┌──

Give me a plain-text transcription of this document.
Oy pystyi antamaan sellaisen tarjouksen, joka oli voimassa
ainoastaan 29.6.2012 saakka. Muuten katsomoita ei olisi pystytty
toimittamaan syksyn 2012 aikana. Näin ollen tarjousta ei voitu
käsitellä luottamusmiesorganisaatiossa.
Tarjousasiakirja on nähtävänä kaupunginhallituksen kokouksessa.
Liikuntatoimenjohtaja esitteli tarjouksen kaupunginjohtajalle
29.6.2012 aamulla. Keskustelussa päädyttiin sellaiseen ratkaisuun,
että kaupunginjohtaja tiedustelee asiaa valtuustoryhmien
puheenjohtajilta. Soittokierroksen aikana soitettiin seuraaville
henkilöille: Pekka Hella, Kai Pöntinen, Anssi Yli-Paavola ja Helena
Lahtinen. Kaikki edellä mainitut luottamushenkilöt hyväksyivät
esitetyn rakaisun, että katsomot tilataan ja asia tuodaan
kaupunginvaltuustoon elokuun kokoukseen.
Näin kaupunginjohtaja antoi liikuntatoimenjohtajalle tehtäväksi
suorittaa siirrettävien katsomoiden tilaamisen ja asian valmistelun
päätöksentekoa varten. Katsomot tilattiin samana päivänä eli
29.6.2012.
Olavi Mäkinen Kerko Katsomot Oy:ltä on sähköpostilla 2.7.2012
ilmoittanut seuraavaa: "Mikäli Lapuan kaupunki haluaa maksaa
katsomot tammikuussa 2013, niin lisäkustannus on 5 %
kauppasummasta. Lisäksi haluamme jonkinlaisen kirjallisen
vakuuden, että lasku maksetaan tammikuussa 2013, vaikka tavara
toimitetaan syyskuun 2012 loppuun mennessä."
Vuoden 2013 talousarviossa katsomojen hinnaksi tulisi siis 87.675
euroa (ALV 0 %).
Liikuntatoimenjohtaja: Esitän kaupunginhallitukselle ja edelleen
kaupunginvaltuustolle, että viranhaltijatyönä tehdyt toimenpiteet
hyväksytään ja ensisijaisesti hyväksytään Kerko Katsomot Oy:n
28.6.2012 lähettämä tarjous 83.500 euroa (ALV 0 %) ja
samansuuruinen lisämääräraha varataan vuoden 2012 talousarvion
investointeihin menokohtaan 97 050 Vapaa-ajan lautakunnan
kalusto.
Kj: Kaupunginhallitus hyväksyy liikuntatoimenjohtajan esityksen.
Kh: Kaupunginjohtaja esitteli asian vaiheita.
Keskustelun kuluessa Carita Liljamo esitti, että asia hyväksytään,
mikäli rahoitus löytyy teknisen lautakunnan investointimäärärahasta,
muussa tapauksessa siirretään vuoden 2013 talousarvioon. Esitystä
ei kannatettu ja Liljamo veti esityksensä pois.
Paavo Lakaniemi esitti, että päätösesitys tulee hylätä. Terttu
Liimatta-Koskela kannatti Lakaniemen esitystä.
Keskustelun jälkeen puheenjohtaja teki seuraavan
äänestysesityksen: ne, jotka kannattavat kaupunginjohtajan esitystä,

└──

Recite the full listing above exactly.

Written solution:
Give me a plain-text transcription of this document.
Oy pystyi antamaan sellaisen tarjouksen, joka oli voimassa
ainoastaan 29.6.2012 saakka. Muuten katsomoita ei olisi pystytty
toimittamaan syksyn 2012 aikana. Näin ollen tarjousta ei voitu
käsitellä luottamusmiesorganisaatiossa.
Tarjousasiakirja on nähtävänä kaupunginhallituksen kokouksessa.
Liikuntatoimenjohtaja esitteli tarjouksen kaupunginjohtajalle
29.6.2012 aamulla. Keskustelussa päädyttiin sellaiseen ratkaisuun,
että kaupunginjohtaja tiedustelee asiaa valtuustoryhmien
puheenjohtajilta. Soittokierroksen aikana soitettiin seuraaville
henkilöille: Pekka Hella, Kai Pöntinen, Anssi Yli-Paavola ja Helena
Lahtinen. Kaikki edellä mainitut luottamushenkilöt hyväksyivät
esitetyn rakaisun, että katsomot tilataan ja asia tuodaan
kaupunginvaltuustoon elokuun kokoukseen.
Näin kaupunginjohtaja antoi liikuntatoimenjohtajalle tehtäväksi
suorittaa siirrettävien katsomoiden tilaamisen ja asian valmistelun
päätöksentekoa varten. Katsomot tilattiin samana päivänä eli
29.6.2012.
Olavi Mäkinen Kerko Katsomot Oy:ltä on sähköpostilla 2.7.2012
ilmoittanut seuraavaa: "Mikäli Lapuan kaupunki haluaa maksaa
katsomot tammikuussa 2013, niin lisäkustannus on 5 %
kauppasummasta. Lisäksi haluamme jonkinlaisen kirjallisen
vakuuden, että lasku maksetaan tammikuussa 2013, vaikka tavara
toimitetaan syyskuun 2012 loppuun mennessä."
Vuoden 2013 talousarviossa katsomojen hinnaksi tulisi siis 87.675
euroa (ALV 0 %).
Liikuntatoimenjohtaja: Esitän kaupunginhallitukselle ja edelleen
kaupunginvaltuustolle, että viranhaltijatyönä tehdyt toimenpiteet
hyväksytään ja ensisijaisesti hyväksytään Kerko Katsomot Oy:n
28.6.2012 lähettämä tarjous 83.500 euroa (ALV 0 %) ja
samansuuruinen lisämääräraha varataan vuoden 2012 talousarvion
investointeihin menokohtaan 97 050 Vapaa-ajan lautakunnan
kalusto.
Kj: Kaupunginhallitus hyväksyy liikuntatoimenjohtajan esityksen.
Kh: Kaupunginjohtaja esitteli asian vaiheita.
Keskustelun kuluessa Carita Liljamo esitti, että asia hyväksytään,
mikäli rahoitus löytyy teknisen lautakunnan investointimäärärahasta,
muussa tapauksessa siirretään vuoden 2013 talousarvioon. Esitystä
ei kannatettu ja Liljamo veti esityksensä pois.
Paavo Lakaniemi esitti, että päätösesitys tulee hylätä. Terttu
Liimatta-Koskela kannatti Lakaniemen esitystä.
Keskustelun jälkeen puheenjohtaja teki seuraavan
äänestysesityksen: ne, jotka kannattavat kaupunginjohtajan esitystä,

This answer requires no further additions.